> [EXERCISE PROMPT] Using the material that follows, identify and copy each line with the string "即人民币".

> [PROVIDED DATA]

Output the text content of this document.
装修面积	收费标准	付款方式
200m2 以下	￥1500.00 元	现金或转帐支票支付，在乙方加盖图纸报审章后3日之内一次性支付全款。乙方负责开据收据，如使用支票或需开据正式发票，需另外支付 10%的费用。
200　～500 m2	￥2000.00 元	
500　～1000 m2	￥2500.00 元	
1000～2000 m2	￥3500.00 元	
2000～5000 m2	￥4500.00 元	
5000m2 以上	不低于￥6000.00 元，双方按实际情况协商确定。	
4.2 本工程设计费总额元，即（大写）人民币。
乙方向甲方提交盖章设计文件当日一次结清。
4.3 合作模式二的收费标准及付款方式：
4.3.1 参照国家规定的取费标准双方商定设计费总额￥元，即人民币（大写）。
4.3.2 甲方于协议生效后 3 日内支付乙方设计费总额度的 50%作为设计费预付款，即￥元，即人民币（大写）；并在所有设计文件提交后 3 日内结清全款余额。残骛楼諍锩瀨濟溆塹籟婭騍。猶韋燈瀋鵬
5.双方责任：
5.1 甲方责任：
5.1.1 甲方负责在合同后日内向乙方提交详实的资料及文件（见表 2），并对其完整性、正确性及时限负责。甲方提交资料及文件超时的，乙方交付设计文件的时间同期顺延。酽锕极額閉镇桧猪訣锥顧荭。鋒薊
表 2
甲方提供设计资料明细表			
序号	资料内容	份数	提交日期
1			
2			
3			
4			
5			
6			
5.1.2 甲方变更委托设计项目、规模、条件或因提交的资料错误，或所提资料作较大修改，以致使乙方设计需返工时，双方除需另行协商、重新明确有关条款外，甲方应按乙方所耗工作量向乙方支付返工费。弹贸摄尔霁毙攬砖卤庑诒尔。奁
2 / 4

> [RIGHT ANSWER]
4.3.1 参照国家规定的取费标准双方商定设计费总额￥元，即人民币（大写）。
4.3.2 甲方于协议生效后 3 日内支付乙方设计费总额度的 50%作为设计费预付款，即￥元，即人民币（大写）；并在所有设计文件提交后 3 日内结清全款余额。残骛楼諍锩瀨濟溆塹籟婭騍。猶韋燈瀋鵬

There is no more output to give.